Return every record exactly as written.

## Start RECORDS TO PROCESS

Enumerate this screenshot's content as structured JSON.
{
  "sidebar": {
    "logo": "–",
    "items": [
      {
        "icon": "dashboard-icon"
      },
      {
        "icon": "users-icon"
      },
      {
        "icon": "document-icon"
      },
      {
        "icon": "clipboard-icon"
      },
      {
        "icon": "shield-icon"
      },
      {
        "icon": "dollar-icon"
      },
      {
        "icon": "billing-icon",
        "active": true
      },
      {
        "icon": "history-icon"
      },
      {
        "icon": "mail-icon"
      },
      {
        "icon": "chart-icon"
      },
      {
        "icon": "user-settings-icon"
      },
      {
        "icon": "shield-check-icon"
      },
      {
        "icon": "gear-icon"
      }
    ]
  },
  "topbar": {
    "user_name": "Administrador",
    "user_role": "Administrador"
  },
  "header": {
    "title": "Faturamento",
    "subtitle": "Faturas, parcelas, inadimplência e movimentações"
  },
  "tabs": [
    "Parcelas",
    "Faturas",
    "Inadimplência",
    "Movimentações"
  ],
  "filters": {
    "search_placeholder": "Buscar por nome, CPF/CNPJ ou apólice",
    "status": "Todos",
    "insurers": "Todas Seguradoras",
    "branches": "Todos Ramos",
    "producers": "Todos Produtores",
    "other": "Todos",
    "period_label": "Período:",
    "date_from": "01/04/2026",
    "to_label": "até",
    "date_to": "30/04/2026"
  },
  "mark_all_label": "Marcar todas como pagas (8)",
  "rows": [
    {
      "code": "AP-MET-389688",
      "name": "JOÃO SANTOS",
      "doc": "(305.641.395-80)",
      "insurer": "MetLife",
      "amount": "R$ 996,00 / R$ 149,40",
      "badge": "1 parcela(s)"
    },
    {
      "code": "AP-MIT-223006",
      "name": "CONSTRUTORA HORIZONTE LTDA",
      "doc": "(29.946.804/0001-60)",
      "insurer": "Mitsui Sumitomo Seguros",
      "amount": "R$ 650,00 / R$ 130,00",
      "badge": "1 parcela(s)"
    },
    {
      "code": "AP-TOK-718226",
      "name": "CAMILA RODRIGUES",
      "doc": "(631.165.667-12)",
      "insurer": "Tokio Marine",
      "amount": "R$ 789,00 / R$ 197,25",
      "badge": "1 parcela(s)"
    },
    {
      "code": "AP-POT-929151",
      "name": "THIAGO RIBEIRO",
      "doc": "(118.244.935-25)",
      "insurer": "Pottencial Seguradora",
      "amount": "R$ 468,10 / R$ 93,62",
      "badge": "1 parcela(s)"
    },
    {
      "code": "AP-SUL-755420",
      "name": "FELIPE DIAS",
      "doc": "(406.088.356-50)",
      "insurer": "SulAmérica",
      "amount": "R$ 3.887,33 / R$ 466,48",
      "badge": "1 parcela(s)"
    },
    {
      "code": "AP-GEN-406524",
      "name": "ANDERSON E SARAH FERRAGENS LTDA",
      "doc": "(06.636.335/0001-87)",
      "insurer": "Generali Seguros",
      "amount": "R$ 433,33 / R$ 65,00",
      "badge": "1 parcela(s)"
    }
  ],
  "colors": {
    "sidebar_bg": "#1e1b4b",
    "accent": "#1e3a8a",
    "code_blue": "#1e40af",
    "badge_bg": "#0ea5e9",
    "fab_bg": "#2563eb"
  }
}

## End RECORDS TO PROCESS

__RESPONSE TO THE EXERCISE__
Enumerate this screenshot's content as structured JSON.
{
  "sidebar": {
    "logo": "–",
    "items": [
      {
        "icon": "dashboard-icon"
      },
      {
        "icon": "users-icon"
      },
      {
        "icon": "document-icon"
      },
      {
        "icon": "clipboard-icon"
      },
      {
        "icon": "shield-icon"
      },
      {
        "icon": "dollar-icon"
      },
      {
        "icon": "billing-icon",
        "active": true
      },
      {
        "icon": "history-icon"
      },
      {
        "icon": "mail-icon"
      },
      {
        "icon": "chart-icon"
      },
      {
        "icon": "user-settings-icon"
      },
      {
        "icon": "shield-check-icon"
      },
      {
        "icon": "gear-icon"
      }
    ]
  },
  "topbar": {
    "user_name": "Administrador",
    "user_role": "Administrador"
  },
  "header": {
    "title": "Faturamento",
    "subtitle": "Faturas, parcelas, inadimplência e movimentações"
  },
  "tabs": [
    "Parcelas",
    "Faturas",
    "Inadimplência",
    "Movimentações"
  ],
  "filters": {
    "search_placeholder": "Buscar por nome, CPF/CNPJ ou apólice",
    "status": "Todos",
    "insurers": "Todas Seguradoras",
    "branches": "Todos Ramos",
    "producers": "Todos Produtores",
    "other": "Todos",
    "period_label": "Período:",
    "date_from": "01/04/2026",
    "to_label": "até",
    "date_to": "30/04/2026"
  },
  "mark_all_label": "Marcar todas como pagas (8)",
  "rows": [
    {
      "code": "AP-MET-389688",
      "name": "JOÃO SANTOS",
      "doc": "(305.641.395-80)",
      "insurer": "MetLife",
      "amount": "R$ 996,00 / R$ 149,40",
      "badge": "1 parcela(s)"
    },
    {
      "code": "AP-MIT-223006",
      "name": "CONSTRUTORA HORIZONTE LTDA",
      "doc": "(29.946.804/0001-60)",
      "insurer": "Mitsui Sumitomo Seguros",
      "amount": "R$ 650,00 / R$ 130,00",
      "badge": "1 parcela(s)"
    },
    {
      "code": "AP-TOK-718226",
      "name": "CAMILA RODRIGUES",
      "doc": "(631.165.667-12)",
      "insurer": "Tokio Marine",
      "amount": "R$ 789,00 / R$ 197,25",
      "badge": "1 parcela(s)"
    },
    {
      "code": "AP-POT-929151",
      "name": "THIAGO RIBEIRO",
      "doc": "(118.244.935-25)",
      "insurer": "Pottencial Seguradora",
      "amount": "R$ 468,10 / R$ 93,62",
      "badge": "1 parcela(s)"
    },
    {
      "code": "AP-SUL-755420",
      "name": "FELIPE DIAS",
      "doc": "(406.088.356-50)",
      "insurer": "SulAmérica",
      "amount": "R$ 3.887,33 / R$ 466,48",
      "badge": "1 parcela(s)"
    },
    {
      "code": "AP-GEN-406524",
      "name": "ANDERSON E SARAH FERRAGENS LTDA",
      "doc": "(06.636.335/0001-87)",
      "insurer": "Generali Seguros",
      "amount": "R$ 433,33 / R$ 65,00",
      "badge": "1 parcela(s)"
    }
  ],
  "colors": {
    "sidebar_bg": "#1e1b4b",
    "accent": "#1e3a8a",
    "code_blue": "#1e40af",
    "badge_bg": "#0ea5e9",
    "fab_bg": "#2563eb"
  }
}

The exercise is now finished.